*Provided information:*
◇ ◇ ◇

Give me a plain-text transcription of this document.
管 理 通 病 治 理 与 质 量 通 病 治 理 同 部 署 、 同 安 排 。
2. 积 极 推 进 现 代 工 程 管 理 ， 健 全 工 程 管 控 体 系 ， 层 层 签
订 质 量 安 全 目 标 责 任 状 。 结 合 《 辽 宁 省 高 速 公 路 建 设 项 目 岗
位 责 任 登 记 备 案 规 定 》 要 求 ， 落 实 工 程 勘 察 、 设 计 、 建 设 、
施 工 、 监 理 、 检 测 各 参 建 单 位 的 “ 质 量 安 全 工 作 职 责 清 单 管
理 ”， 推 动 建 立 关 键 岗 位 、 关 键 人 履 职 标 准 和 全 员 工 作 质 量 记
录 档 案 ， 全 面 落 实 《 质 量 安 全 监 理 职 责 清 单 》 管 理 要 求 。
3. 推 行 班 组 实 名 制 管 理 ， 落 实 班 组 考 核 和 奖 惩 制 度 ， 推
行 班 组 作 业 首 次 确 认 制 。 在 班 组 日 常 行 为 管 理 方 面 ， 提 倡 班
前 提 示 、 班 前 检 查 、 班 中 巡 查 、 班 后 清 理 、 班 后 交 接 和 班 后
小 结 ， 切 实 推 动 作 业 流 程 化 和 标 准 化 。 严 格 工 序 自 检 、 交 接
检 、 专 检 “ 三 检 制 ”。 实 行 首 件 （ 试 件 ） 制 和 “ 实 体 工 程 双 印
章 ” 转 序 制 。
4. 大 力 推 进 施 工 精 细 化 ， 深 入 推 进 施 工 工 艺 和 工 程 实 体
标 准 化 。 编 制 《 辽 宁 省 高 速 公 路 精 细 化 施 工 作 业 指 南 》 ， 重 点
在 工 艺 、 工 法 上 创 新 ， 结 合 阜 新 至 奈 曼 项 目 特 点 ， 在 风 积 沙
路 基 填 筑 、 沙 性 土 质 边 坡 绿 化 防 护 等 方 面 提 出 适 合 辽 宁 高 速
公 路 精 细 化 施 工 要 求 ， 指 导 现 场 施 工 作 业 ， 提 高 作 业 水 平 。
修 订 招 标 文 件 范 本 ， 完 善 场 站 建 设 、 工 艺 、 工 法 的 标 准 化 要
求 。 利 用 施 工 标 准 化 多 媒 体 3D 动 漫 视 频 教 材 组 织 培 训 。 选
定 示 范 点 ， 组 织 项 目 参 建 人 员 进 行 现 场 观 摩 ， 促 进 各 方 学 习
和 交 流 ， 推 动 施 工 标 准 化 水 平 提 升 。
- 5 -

◇ ◇ ◇

*Written task:*
Exactly reproduce every line found in the records.

*Worked answer:*
Give me a plain-text transcription of this document.
管 理 通 病 治 理 与 质 量 通 病 治 理 同 部 署 、 同 安 排 。
2. 积 极 推 进 现 代 工 程 管 理 ， 健 全 工 程 管 控 体 系 ， 层 层 签
订 质 量 安 全 目 标 责 任 状 。 结 合 《 辽 宁 省 高 速 公 路 建 设 项 目 岗
位 责 任 登 记 备 案 规 定 》 要 求 ， 落 实 工 程 勘 察 、 设 计 、 建 设 、
施 工 、 监 理 、 检 测 各 参 建 单 位 的 “ 质 量 安 全 工 作 职 责 清 单 管
理 ”， 推 动 建 立 关 键 岗 位 、 关 键 人 履 职 标 准 和 全 员 工 作 质 量 记
录 档 案 ， 全 面 落 实 《 质 量 安 全 监 理 职 责 清 单 》 管 理 要 求 。
3. 推 行 班 组 实 名 制 管 理 ， 落 实 班 组 考 核 和 奖 惩 制 度 ， 推
行 班 组 作 业 首 次 确 认 制 。 在 班 组 日 常 行 为 管 理 方 面 ， 提 倡 班
前 提 示 、 班 前 检 查 、 班 中 巡 查 、 班 后 清 理 、 班 后 交 接 和 班 后
小 结 ， 切 实 推 动 作 业 流 程 化 和 标 准 化 。 严 格 工 序 自 检 、 交 接
检 、 专 检 “ 三 检 制 ”。 实 行 首 件 （ 试 件 ） 制 和 “ 实 体 工 程 双 印
章 ” 转 序 制 。
4. 大 力 推 进 施 工 精 细 化 ， 深 入 推 进 施 工 工 艺 和 工 程 实 体
标 准 化 。 编 制 《 辽 宁 省 高 速 公 路 精 细 化 施 工 作 业 指 南 》 ， 重 点
在 工 艺 、 工 法 上 创 新 ， 结 合 阜 新 至 奈 曼 项 目 特 点 ， 在 风 积 沙
路 基 填 筑 、 沙 性 土 质 边 坡 绿 化 防 护 等 方 面 提 出 适 合 辽 宁 高 速
公 路 精 细 化 施 工 要 求 ， 指 导 现 场 施 工 作 业 ， 提 高 作 业 水 平 。
修 订 招 标 文 件 范 本 ， 完 善 场 站 建 设 、 工 艺 、 工 法 的 标 准 化 要
求 。 利 用 施 工 标 准 化 多 媒 体 3D 动 漫 视 频 教 材 组 织 培 训 。 选
定 示 范 点 ， 组 织 项 目 参 建 人 员 进 行 现 场 观 摩 ， 促 进 各 方 学 习
和 交 流 ， 推 动 施 工 标 准 化 水 平 提 升 。
- 5 -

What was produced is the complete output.